(Dataset listings of figures)
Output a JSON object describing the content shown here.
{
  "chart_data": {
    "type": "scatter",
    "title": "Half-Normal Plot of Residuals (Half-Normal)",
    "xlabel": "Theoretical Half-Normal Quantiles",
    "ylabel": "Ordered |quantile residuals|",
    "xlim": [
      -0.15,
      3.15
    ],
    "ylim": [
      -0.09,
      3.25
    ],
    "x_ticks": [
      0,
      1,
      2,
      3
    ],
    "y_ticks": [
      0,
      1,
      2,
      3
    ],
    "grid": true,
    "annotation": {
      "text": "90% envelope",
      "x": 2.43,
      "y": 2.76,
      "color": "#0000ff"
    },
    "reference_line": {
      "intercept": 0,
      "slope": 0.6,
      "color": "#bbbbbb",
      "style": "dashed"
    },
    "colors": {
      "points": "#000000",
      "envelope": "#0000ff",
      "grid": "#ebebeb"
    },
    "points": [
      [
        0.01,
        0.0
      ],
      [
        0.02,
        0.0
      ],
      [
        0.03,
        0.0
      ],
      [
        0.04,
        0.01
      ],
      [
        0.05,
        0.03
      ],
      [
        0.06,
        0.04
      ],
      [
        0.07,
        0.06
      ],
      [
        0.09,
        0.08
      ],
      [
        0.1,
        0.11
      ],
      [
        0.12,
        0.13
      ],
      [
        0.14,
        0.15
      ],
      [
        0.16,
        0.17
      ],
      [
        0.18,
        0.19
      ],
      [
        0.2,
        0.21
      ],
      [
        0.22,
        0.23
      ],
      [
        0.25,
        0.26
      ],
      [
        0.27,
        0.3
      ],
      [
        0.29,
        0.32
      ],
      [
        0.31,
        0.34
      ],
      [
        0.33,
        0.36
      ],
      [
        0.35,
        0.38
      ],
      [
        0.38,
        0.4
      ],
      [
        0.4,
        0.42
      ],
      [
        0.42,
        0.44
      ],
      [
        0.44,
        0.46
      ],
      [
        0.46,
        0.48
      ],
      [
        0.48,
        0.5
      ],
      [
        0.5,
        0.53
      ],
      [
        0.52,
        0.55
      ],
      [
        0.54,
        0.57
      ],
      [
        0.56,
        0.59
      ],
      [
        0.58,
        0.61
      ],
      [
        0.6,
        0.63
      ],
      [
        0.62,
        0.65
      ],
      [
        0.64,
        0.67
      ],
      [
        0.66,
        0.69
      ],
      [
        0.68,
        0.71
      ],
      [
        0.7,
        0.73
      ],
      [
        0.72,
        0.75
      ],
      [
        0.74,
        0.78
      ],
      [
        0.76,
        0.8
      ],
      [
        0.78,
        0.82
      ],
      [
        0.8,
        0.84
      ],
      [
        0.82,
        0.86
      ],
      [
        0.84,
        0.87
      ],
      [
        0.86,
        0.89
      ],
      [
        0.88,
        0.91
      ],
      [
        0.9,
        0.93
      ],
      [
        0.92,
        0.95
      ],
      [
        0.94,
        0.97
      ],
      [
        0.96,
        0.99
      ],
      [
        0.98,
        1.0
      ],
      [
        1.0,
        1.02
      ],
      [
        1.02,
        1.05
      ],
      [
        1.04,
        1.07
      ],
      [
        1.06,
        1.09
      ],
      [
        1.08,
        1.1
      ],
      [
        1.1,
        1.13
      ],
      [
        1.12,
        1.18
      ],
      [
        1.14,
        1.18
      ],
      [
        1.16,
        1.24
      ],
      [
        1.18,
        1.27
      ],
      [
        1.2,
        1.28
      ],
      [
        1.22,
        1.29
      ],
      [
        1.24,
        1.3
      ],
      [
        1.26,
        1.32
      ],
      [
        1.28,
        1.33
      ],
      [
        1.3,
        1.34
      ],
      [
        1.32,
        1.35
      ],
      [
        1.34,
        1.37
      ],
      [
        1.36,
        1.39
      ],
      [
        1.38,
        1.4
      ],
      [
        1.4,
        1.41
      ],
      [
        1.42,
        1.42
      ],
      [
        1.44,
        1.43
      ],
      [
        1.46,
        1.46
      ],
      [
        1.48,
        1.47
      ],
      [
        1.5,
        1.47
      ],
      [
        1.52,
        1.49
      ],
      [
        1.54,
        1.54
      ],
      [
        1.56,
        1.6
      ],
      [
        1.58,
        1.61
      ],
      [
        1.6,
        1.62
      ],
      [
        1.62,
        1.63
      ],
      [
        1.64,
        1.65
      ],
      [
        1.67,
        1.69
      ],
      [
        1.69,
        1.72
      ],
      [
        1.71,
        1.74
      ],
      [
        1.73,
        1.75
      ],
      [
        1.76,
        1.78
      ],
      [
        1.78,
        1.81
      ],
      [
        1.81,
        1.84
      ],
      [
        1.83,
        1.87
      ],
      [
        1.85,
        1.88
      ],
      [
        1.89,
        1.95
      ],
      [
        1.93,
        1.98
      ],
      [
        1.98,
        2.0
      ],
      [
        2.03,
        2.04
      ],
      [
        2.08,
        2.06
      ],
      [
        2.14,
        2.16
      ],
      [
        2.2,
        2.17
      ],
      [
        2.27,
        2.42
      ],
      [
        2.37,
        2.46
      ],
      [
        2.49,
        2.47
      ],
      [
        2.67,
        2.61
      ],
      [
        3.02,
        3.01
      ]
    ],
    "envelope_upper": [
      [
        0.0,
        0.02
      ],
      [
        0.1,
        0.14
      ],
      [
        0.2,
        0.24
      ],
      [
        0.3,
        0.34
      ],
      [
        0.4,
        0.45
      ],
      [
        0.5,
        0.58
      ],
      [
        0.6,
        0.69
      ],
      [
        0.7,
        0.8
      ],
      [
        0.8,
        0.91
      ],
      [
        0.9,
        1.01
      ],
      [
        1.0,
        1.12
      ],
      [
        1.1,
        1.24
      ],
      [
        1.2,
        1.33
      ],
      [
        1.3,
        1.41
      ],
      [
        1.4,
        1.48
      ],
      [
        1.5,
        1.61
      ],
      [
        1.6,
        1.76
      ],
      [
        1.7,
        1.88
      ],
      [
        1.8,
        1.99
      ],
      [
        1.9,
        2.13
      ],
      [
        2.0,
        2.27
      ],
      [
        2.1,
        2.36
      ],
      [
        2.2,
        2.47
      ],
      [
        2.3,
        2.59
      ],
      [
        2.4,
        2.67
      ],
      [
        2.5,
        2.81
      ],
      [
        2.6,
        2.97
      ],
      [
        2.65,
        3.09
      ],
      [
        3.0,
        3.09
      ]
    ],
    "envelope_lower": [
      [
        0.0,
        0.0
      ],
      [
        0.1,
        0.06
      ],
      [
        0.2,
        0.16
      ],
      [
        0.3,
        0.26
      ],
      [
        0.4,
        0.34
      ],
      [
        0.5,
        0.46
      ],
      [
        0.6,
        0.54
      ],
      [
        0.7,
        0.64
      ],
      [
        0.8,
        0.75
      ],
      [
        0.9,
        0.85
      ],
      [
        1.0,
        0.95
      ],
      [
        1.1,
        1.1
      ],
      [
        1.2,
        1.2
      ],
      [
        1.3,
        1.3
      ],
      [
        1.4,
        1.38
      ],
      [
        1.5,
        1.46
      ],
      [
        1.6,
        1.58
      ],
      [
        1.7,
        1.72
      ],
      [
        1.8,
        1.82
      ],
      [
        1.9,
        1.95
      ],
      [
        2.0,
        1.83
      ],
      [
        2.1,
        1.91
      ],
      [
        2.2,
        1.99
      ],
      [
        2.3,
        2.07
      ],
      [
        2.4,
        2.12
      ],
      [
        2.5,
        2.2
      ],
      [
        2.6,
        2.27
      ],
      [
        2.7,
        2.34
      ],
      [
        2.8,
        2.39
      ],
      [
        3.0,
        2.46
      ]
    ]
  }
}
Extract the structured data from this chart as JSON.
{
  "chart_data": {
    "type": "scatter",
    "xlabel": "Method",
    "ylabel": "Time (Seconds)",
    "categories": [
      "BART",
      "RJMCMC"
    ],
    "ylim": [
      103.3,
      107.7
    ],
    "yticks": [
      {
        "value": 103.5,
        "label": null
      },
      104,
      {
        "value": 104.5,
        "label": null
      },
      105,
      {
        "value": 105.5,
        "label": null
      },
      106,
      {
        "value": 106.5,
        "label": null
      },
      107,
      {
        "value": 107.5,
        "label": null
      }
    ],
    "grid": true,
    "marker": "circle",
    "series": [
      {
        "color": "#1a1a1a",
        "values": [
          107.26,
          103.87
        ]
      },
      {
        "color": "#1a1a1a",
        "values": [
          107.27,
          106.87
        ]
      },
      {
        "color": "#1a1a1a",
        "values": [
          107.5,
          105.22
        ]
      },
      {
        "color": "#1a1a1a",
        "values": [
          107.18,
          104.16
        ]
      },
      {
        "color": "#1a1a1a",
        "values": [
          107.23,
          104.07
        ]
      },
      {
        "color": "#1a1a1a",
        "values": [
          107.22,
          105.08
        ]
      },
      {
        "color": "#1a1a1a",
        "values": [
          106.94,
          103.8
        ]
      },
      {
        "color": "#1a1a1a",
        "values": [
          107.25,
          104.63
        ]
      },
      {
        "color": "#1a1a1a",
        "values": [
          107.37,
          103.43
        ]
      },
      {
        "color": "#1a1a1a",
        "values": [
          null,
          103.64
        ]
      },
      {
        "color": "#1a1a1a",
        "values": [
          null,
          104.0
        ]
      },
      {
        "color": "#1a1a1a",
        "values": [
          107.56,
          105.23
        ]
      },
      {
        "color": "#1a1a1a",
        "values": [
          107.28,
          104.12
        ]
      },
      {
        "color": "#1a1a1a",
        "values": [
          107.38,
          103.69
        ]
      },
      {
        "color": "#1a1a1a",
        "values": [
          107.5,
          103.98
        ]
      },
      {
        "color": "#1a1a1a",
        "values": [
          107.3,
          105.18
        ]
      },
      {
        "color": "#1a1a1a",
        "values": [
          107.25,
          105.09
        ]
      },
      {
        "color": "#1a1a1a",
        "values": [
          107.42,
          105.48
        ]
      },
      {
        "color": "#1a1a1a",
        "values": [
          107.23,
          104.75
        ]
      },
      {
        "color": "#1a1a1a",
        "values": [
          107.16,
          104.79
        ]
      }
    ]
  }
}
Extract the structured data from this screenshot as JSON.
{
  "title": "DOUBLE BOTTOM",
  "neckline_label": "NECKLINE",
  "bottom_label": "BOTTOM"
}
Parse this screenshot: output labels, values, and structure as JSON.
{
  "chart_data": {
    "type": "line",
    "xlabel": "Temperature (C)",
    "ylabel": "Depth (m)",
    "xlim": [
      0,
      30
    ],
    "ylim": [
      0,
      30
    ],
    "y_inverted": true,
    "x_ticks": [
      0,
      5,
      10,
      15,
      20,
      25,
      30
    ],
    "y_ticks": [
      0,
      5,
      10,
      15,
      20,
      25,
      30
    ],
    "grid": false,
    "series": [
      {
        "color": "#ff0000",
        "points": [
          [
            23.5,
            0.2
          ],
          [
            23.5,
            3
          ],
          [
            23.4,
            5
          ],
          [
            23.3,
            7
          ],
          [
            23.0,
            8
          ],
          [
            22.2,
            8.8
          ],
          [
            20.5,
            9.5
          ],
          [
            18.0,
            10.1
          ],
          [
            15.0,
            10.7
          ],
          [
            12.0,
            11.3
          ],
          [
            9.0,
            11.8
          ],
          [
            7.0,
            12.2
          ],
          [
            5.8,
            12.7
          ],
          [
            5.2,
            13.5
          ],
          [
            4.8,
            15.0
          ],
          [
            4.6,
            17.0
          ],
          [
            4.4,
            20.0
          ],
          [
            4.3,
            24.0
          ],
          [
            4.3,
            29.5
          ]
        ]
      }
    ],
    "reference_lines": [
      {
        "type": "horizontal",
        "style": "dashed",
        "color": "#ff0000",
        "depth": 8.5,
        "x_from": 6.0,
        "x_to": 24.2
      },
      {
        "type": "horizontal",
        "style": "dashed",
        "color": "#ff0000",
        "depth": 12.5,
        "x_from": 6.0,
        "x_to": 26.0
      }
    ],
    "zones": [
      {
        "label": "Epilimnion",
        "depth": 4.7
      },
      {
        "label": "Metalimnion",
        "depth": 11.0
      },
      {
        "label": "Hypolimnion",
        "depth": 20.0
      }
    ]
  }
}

What you have to do:
Return only the number of lines in the data above that include the word "this".

Response:
3